- _Instructions for the task_: Tally the lines in these records that hold the string "plot", and reply with the number alone.
** begin **
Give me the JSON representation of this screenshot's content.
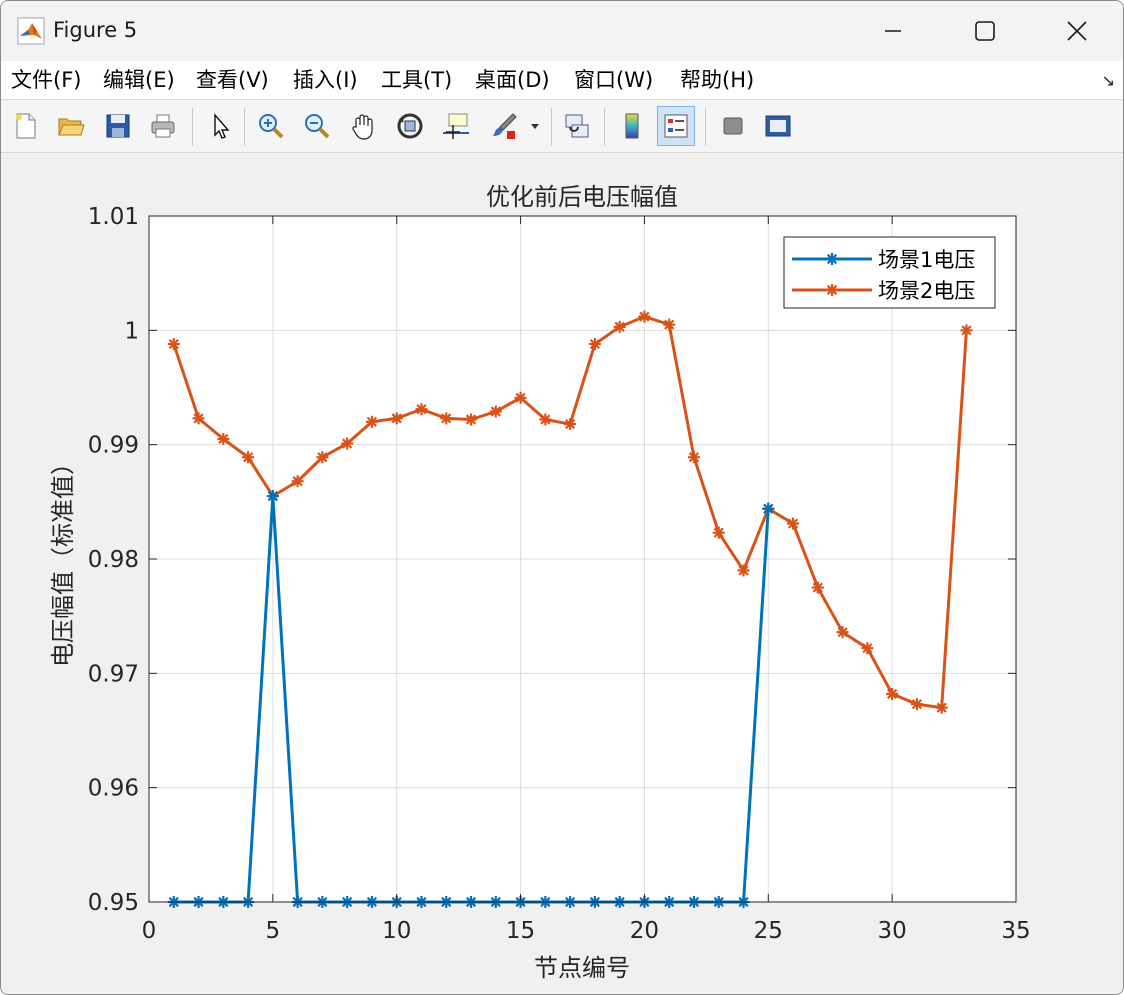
{
  "window": {
    "title": "Figure 5"
  },
  "menu": [
    "文件(F)",
    "编辑(E)",
    "查看(V)",
    "插入(I)",
    "工具(T)",
    "桌面(D)",
    "窗口(W)",
    "帮助(H)"
  ],
  "toolbar": {
    "icons": [
      "new-file-icon",
      "open-folder-icon",
      "save-icon",
      "print-icon",
      "pointer-icon",
      "zoom-in-icon",
      "zoom-out-icon",
      "pan-icon",
      "rotate-3d-icon",
      "data-cursor-icon",
      "brush-icon",
      "brush-dropdown-icon",
      "link-plot-icon",
      "colorbar-icon",
      "legend-icon",
      "hide-plot-tools-icon",
      "show-plot-tools-icon"
    ]
  },
  "chart_data": {
    "type": "line",
    "title": "优化前后电压幅值",
    "xlabel": "节点编号",
    "ylabel": "电压幅值（标准值）",
    "xlim": [
      0,
      35
    ],
    "ylim": [
      0.95,
      1.01
    ],
    "xticks": [
      "0",
      "5",
      "10",
      "15",
      "20",
      "25",
      "30",
      "35"
    ],
    "yticks": [
      "0.95",
      "0.96",
      "0.97",
      "0.98",
      "0.99",
      "1",
      "1.01"
    ],
    "grid": true,
    "legend_position": "top-right",
    "x": [
      1,
      2,
      3,
      4,
      5,
      6,
      7,
      8,
      9,
      10,
      11,
      12,
      13,
      14,
      15,
      16,
      17,
      18,
      19,
      20,
      21,
      22,
      23,
      24,
      25,
      26,
      27,
      28,
      29,
      30,
      31,
      32,
      33
    ],
    "series": [
      {
        "name": "场景1电压",
        "color": "#0072bd",
        "marker": "asterisk",
        "values": [
          0.95,
          0.95,
          0.95,
          0.95,
          0.9855,
          0.95,
          0.95,
          0.95,
          0.95,
          0.95,
          0.95,
          0.95,
          0.95,
          0.95,
          0.95,
          0.95,
          0.95,
          0.95,
          0.95,
          0.95,
          0.95,
          0.95,
          0.95,
          0.95,
          0.9844
        ]
      },
      {
        "name": "场景2电压",
        "color": "#d95319",
        "marker": "asterisk",
        "values": [
          0.9988,
          0.9923,
          0.9905,
          0.9889,
          0.9855,
          0.9868,
          0.9889,
          0.9901,
          0.992,
          0.9923,
          0.9931,
          0.9923,
          0.9922,
          0.9929,
          0.9941,
          0.9922,
          0.9918,
          0.9988,
          1.0003,
          1.0012,
          1.0005,
          0.9889,
          0.9823,
          0.979,
          0.9844,
          0.9831,
          0.9775,
          0.9736,
          0.9722,
          0.9682,
          0.9673,
          0.967,
          1.0
        ]
      }
    ]
  }
}
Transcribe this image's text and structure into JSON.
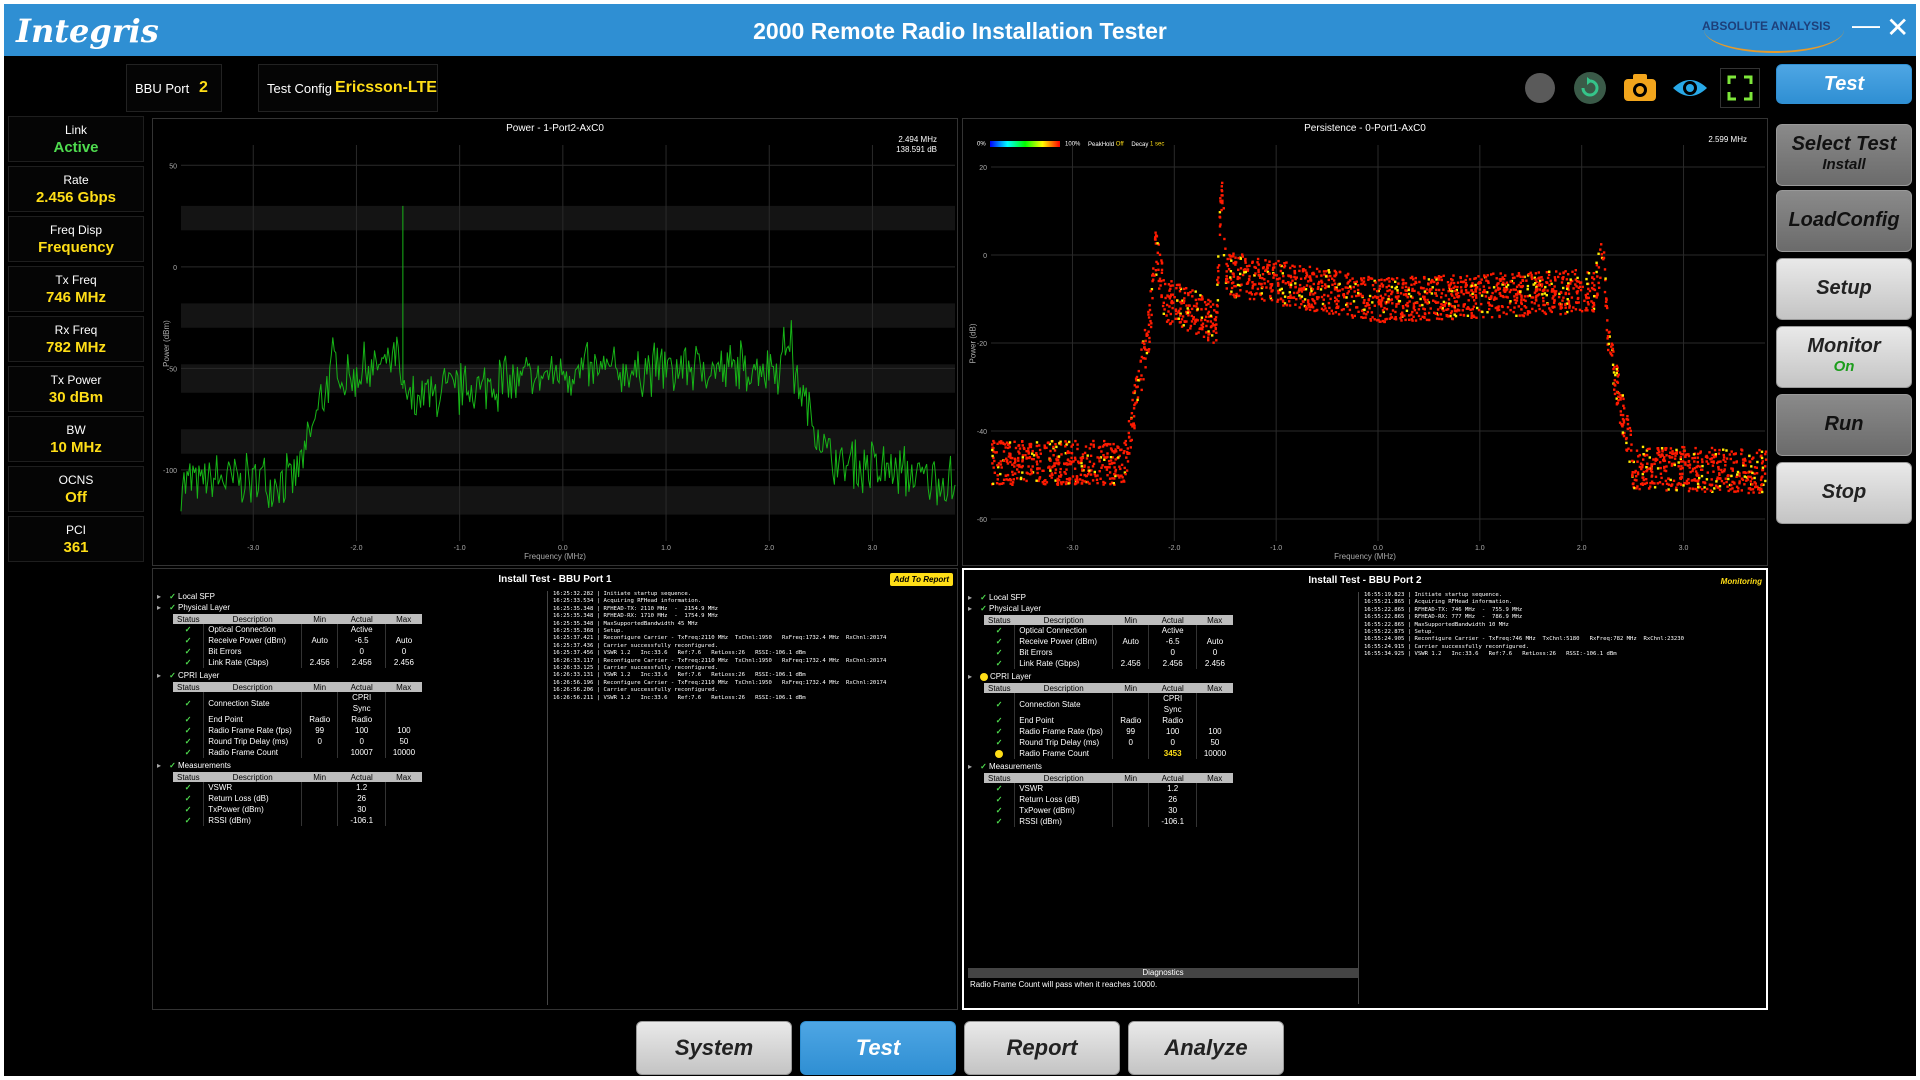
{
  "window": {
    "title": "2000 Remote Radio Installation Tester",
    "logo": "Integris",
    "brand": "ABSOLUTE ANALYSIS",
    "minimize_icon": "minimize-icon",
    "close_icon": "close-icon"
  },
  "toolbar": {
    "bbu_port_label": "BBU Port",
    "bbu_port_value": "2",
    "test_config_label": "Test Config",
    "test_config_value": "Ericsson-LTE",
    "icons": [
      "record-circle-icon",
      "refresh-icon",
      "camera-icon",
      "eye-icon",
      "fullscreen-icon"
    ]
  },
  "status": [
    {
      "label": "Link",
      "value": "Active",
      "color": "#4fdc4f"
    },
    {
      "label": "Rate",
      "value": "2.456 Gbps"
    },
    {
      "label": "Freq Disp",
      "value": "Frequency"
    },
    {
      "label": "Tx Freq",
      "value": "746 MHz"
    },
    {
      "label": "Rx Freq",
      "value": "782 MHz"
    },
    {
      "label": "Tx Power",
      "value": "30 dBm"
    },
    {
      "label": "BW",
      "value": "10 MHz"
    },
    {
      "label": "OCNS",
      "value": "Off"
    },
    {
      "label": "PCI",
      "value": "361"
    }
  ],
  "right_menu": [
    {
      "label": "Test",
      "state": "active"
    },
    {
      "label": "Select Test",
      "sub": "Install",
      "state": "dim"
    },
    {
      "label": "LoadConfig",
      "state": "dim"
    },
    {
      "label": "Setup",
      "state": "normal"
    },
    {
      "label": "Monitor",
      "sub": "On",
      "state": "normal"
    },
    {
      "label": "Run",
      "state": "dim"
    },
    {
      "label": "Stop",
      "state": "normal"
    }
  ],
  "charts": {
    "power": {
      "title": "Power - 1-Port2-AxC0",
      "readout1": "2.494 MHz",
      "readout2": "138.591 dB",
      "xlabel": "Frequency (MHz)",
      "ylabel": "Power (dBm)",
      "yticks": [
        "50",
        "0",
        "-50",
        "-100"
      ],
      "xticks": [
        "-3.0",
        "-2.0",
        "-1.0",
        "0.0",
        "1.0",
        "2.0",
        "3.0"
      ],
      "color": "#17b417"
    },
    "persistence": {
      "title": "Persistence - 0-Port1-AxC0",
      "readout1": "2.599 MHz",
      "xlabel": "Frequency (MHz)",
      "ylabel": "Power (dB)",
      "legend_left": "0%",
      "legend_right": "100%",
      "peakhold_label": "PeakHold",
      "peakhold_value": "Off",
      "decay_label": "Decay",
      "decay_value": "1 sec",
      "yticks": [
        "20",
        "0",
        "-20",
        "-40",
        "-60"
      ],
      "xticks": [
        "-3.0",
        "-2.0",
        "-1.0",
        "0.0",
        "1.0",
        "2.0",
        "3.0"
      ],
      "color": "#ff1a00"
    }
  },
  "chart_data": [
    {
      "type": "area",
      "title": "Power - 1-Port2-AxC0",
      "xlabel": "Frequency (MHz)",
      "ylabel": "Power (dBm)",
      "xlim": [
        -3.7,
        3.8
      ],
      "ylim": [
        -135,
        60
      ],
      "series": [
        {
          "x": [
            -3.7,
            -2.6,
            -2.5,
            -2.2,
            -2.15,
            -1.6,
            -1.55,
            0.0,
            2.1,
            2.2,
            2.25,
            2.6,
            3.8
          ],
          "y": [
            -102,
            -100,
            -88,
            -40,
            -52,
            -40,
            -62,
            -48,
            -45,
            -30,
            -50,
            -92,
            -102
          ]
        }
      ]
    },
    {
      "type": "scatter",
      "title": "Persistence - 0-Port1-AxC0",
      "xlabel": "Frequency (MHz)",
      "ylabel": "Power (dB)",
      "xlim": [
        -3.8,
        3.8
      ],
      "ylim": [
        -65,
        25
      ],
      "series": [
        {
          "x": [
            -3.8,
            -2.5,
            -2.25,
            -2.2,
            -2.1,
            -1.6,
            -1.55,
            -1.5,
            0.0,
            2.1,
            2.2,
            2.25,
            2.5,
            3.8
          ],
          "y": [
            -47,
            -47,
            -15,
            2,
            -10,
            -15,
            15,
            -4,
            -10,
            -8,
            1,
            -20,
            -48,
            -49
          ]
        }
      ]
    }
  ],
  "port1": {
    "title": "Install Test - BBU Port 1",
    "badge": "Add To Report",
    "badge_color": "#ffde17",
    "nodes": {
      "local_sfp": "Local SFP",
      "physical": "Physical Layer",
      "cpri": "CPRI Layer",
      "measurements": "Measurements"
    },
    "headers": [
      "Status",
      "Description",
      "Min",
      "Actual",
      "Max"
    ],
    "physical_rows": [
      [
        "Optical Connection",
        "",
        "Active",
        ""
      ],
      [
        "Receive Power (dBm)",
        "Auto",
        "-6.5",
        "Auto"
      ],
      [
        "Bit Errors",
        "",
        "0",
        "0"
      ],
      [
        "Link Rate (Gbps)",
        "2.456",
        "2.456",
        "2.456"
      ]
    ],
    "cpri_rows": [
      [
        "Connection State",
        "",
        "CPRI Sync",
        ""
      ],
      [
        "End Point",
        "Radio",
        "Radio",
        ""
      ],
      [
        "Radio Frame Rate (fps)",
        "99",
        "100",
        "100"
      ],
      [
        "Round Trip Delay (ms)",
        "0",
        "0",
        "50"
      ],
      [
        "Radio Frame Count",
        "",
        "10007",
        "10000"
      ]
    ],
    "meas_rows": [
      [
        "VSWR",
        "",
        "1.2",
        ""
      ],
      [
        "Return Loss (dB)",
        "",
        "26",
        ""
      ],
      [
        "TxPower (dBm)",
        "",
        "30",
        ""
      ],
      [
        "RSSI (dBm)",
        "",
        "-106.1",
        ""
      ]
    ],
    "log": "16:25:32.282 | Initiate startup sequence.\n16:25:33.534 | Acquiring RFHead information.\n16:25:35.348 | RFHEAD-TX: 2110 MHz  -  2154.9 MHz\n16:25:35.348 | RFHEAD-RX: 1710 MHz  -  1754.9 MHz\n16:25:35.348 | MaxSupportedBandwidth 45 MHz\n16:25:35.368 | Setup.\n16:25:37.421 | Reconfigure Carrier - TxFreq:2110 MHz  TxChnl:1950   RxFreq:1732.4 MHz  RxChnl:20174\n16:25:37.436 | Carrier successfully reconfigured.\n16:25:37.456 | VSWR 1.2   Inc:33.6   Ref:7.6   RetLoss:26   RSSI:-106.1 dBm\n16:26:33.117 | Reconfigure Carrier - TxFreq:2110 MHz  TxChnl:1950   RxFreq:1732.4 MHz  RxChnl:20174\n16:26:33.125 | Carrier successfully reconfigured.\n16:26:33.131 | VSWR 1.2   Inc:33.6   Ref:7.6   RetLoss:26   RSSI:-106.1 dBm\n16:26:56.196 | Reconfigure Carrier - TxFreq:2110 MHz  TxChnl:1950   RxFreq:1732.4 MHz  RxChnl:20174\n16:26:56.206 | Carrier successfully reconfigured.\n16:26:56.211 | VSWR 1.2   Inc:33.6   Ref:7.6   RetLoss:26   RSSI:-106.1 dBm"
  },
  "port2": {
    "title": "Install Test - BBU Port 2",
    "badge": "Monitoring",
    "badge_color": "#ffde17",
    "nodes": {
      "local_sfp": "Local SFP",
      "physical": "Physical Layer",
      "cpri": "CPRI Layer",
      "measurements": "Measurements"
    },
    "headers": [
      "Status",
      "Description",
      "Min",
      "Actual",
      "Max"
    ],
    "physical_rows": [
      [
        "Optical Connection",
        "",
        "Active",
        ""
      ],
      [
        "Receive Power (dBm)",
        "Auto",
        "-6.5",
        "Auto"
      ],
      [
        "Bit Errors",
        "",
        "0",
        "0"
      ],
      [
        "Link Rate (Gbps)",
        "2.456",
        "2.456",
        "2.456"
      ]
    ],
    "cpri_rows": [
      [
        "Connection State",
        "",
        "CPRI Sync",
        ""
      ],
      [
        "End Point",
        "Radio",
        "Radio",
        ""
      ],
      [
        "Radio Frame Rate (fps)",
        "99",
        "100",
        "100"
      ],
      [
        "Round Trip Delay (ms)",
        "0",
        "0",
        "50"
      ],
      [
        "Radio Frame Count",
        "",
        "3453",
        "10000"
      ]
    ],
    "meas_rows": [
      [
        "VSWR",
        "",
        "1.2",
        ""
      ],
      [
        "Return Loss (dB)",
        "",
        "26",
        ""
      ],
      [
        "TxPower (dBm)",
        "",
        "30",
        ""
      ],
      [
        "RSSI (dBm)",
        "",
        "-106.1",
        ""
      ]
    ],
    "pending_color": "#ffde17",
    "diagnostics_title": "Diagnostics",
    "diagnostics_text": "Radio Frame Count will pass when it reaches 10000.",
    "log": "16:55:19.823 | Initiate startup sequence.\n16:55:21.865 | Acquiring RFHead information.\n16:55:22.865 | RFHEAD-TX: 746 MHz  -  755.9 MHz\n16:55:22.865 | RFHEAD-RX: 777 MHz  -  786.9 MHz\n16:55:22.865 | MaxSupportedBandwidth 10 MHz\n16:55:22.875 | Setup.\n16:55:24.905 | Reconfigure Carrier - TxFreq:746 MHz  TxChnl:5180   RxFreq:782 MHz  RxChnl:23230\n16:55:24.915 | Carrier successfully reconfigured.\n16:55:34.925 | VSWR 1.2   Inc:33.6   Ref:7.6   RetLoss:26   RSSI:-106.1 dBm"
  },
  "bottom_tabs": [
    {
      "label": "System",
      "state": "normal"
    },
    {
      "label": "Test",
      "state": "active"
    },
    {
      "label": "Report",
      "state": "normal"
    },
    {
      "label": "Analyze",
      "state": "normal"
    }
  ]
}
** end **
- _The response_: 3